YOUR GOAL. Please transcribe the records precisely; pictures stay out of your copy.

ENTRIES SHOWN.
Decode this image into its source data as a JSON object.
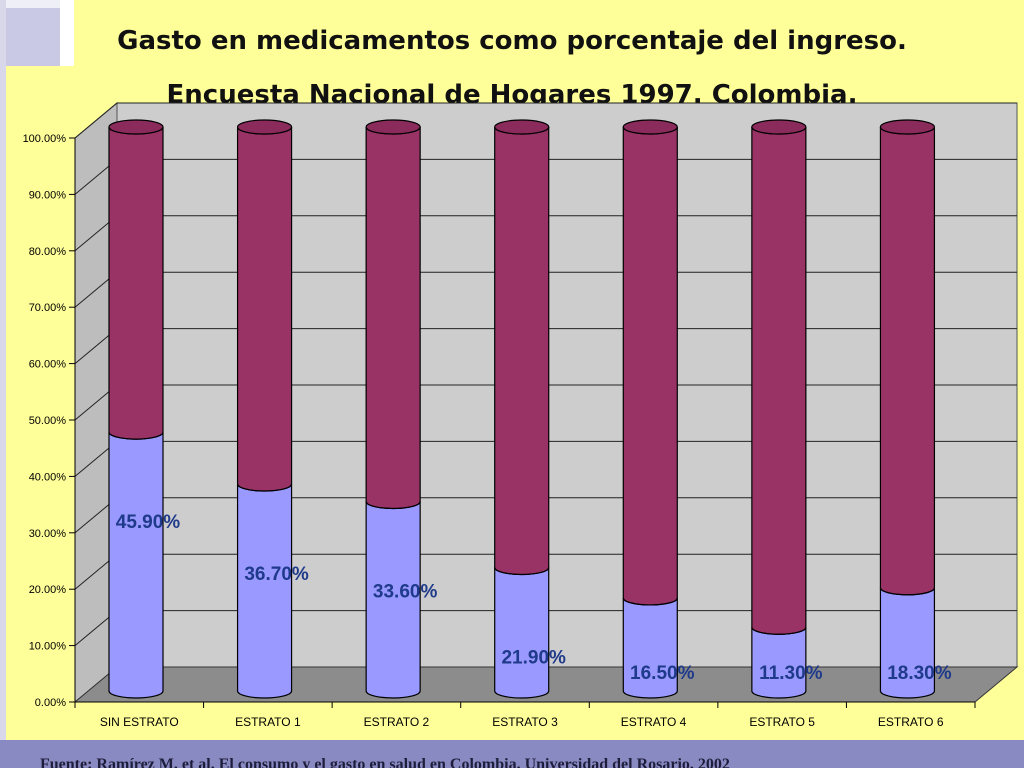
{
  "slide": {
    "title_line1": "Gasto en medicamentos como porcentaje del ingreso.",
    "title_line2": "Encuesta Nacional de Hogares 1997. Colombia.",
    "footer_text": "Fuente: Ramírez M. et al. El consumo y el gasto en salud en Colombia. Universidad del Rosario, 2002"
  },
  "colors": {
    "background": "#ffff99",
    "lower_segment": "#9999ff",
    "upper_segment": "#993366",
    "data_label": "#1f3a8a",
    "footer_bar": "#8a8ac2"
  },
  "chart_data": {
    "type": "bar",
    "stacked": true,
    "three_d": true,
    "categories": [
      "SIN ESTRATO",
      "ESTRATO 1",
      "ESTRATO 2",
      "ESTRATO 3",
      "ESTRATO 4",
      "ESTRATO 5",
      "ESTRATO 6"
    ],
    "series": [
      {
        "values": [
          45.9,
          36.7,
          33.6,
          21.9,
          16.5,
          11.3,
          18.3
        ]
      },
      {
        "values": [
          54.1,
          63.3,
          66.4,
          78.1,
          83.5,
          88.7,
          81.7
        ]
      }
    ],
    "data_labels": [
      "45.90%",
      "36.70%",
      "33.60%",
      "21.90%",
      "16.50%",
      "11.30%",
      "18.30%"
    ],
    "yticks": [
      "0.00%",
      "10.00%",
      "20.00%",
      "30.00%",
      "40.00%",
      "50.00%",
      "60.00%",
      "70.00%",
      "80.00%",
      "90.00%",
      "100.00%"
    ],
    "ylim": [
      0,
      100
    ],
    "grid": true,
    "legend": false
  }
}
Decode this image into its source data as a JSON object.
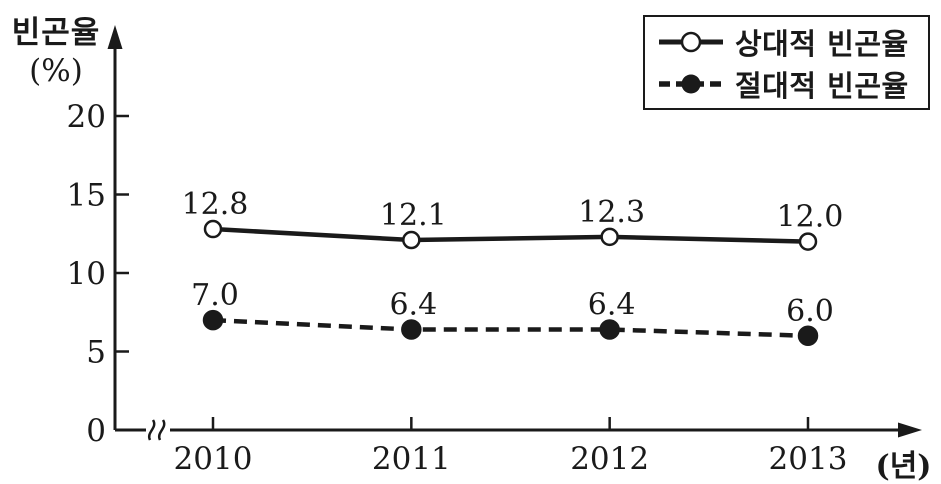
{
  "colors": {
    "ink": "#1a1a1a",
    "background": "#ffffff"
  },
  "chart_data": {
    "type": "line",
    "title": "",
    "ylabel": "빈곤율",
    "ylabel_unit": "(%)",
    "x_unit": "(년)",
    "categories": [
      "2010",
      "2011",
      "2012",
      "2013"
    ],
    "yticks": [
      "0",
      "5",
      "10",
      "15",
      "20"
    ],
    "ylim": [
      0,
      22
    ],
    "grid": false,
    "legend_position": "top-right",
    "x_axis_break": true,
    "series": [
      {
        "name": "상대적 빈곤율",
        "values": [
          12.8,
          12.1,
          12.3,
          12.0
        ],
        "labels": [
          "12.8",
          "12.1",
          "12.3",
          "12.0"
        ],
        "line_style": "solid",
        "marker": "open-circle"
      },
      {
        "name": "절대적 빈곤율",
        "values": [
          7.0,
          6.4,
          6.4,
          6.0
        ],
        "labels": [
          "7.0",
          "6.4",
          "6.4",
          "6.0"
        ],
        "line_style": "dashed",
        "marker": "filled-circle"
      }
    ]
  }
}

SOLUTION.
Decode this image into its source data as a JSON object.
{
  "slide": {
    "title_line1": "Gasto en medicamentos como porcentaje del ingreso.",
    "title_line2": "Encuesta Nacional de Hogares 1997. Colombia.",
    "footer_text": "Fuente: Ramírez M. et al. El consumo y el gasto en salud en Colombia. Universidad del Rosario, 2002"
  },
  "colors": {
    "background": "#ffff99",
    "lower_segment": "#9999ff",
    "upper_segment": "#993366",
    "data_label": "#1f3a8a",
    "footer_bar": "#8a8ac2"
  },
  "chart_data": {
    "type": "bar",
    "stacked": true,
    "three_d": true,
    "categories": [
      "SIN ESTRATO",
      "ESTRATO 1",
      "ESTRATO 2",
      "ESTRATO 3",
      "ESTRATO 4",
      "ESTRATO 5",
      "ESTRATO 6"
    ],
    "series": [
      {
        "values": [
          45.9,
          36.7,
          33.6,
          21.9,
          16.5,
          11.3,
          18.3
        ]
      },
      {
        "values": [
          54.1,
          63.3,
          66.4,
          78.1,
          83.5,
          88.7,
          81.7
        ]
      }
    ],
    "data_labels": [
      "45.90%",
      "36.70%",
      "33.60%",
      "21.90%",
      "16.50%",
      "11.30%",
      "18.30%"
    ],
    "yticks": [
      "0.00%",
      "10.00%",
      "20.00%",
      "30.00%",
      "40.00%",
      "50.00%",
      "60.00%",
      "70.00%",
      "80.00%",
      "90.00%",
      "100.00%"
    ],
    "ylim": [
      0,
      100
    ],
    "grid": true,
    "legend": false
  }
}
Decode this image into its source data as a JSON object.
{
  "colors": {
    "ink": "#1a1a1a",
    "background": "#ffffff"
  },
  "chart_data": {
    "type": "line",
    "title": "",
    "ylabel": "빈곤율",
    "ylabel_unit": "(%)",
    "x_unit": "(년)",
    "categories": [
      "2010",
      "2011",
      "2012",
      "2013"
    ],
    "yticks": [
      "0",
      "5",
      "10",
      "15",
      "20"
    ],
    "ylim": [
      0,
      22
    ],
    "grid": false,
    "legend_position": "top-right",
    "x_axis_break": true,
    "series": [
      {
        "name": "상대적 빈곤율",
        "values": [
          12.8,
          12.1,
          12.3,
          12.0
        ],
        "labels": [
          "12.8",
          "12.1",
          "12.3",
          "12.0"
        ],
        "line_style": "solid",
        "marker": "open-circle"
      },
      {
        "name": "절대적 빈곤율",
        "values": [
          7.0,
          6.4,
          6.4,
          6.0
        ],
        "labels": [
          "7.0",
          "6.4",
          "6.4",
          "6.0"
        ],
        "line_style": "dashed",
        "marker": "filled-circle"
      }
    ]
  }
}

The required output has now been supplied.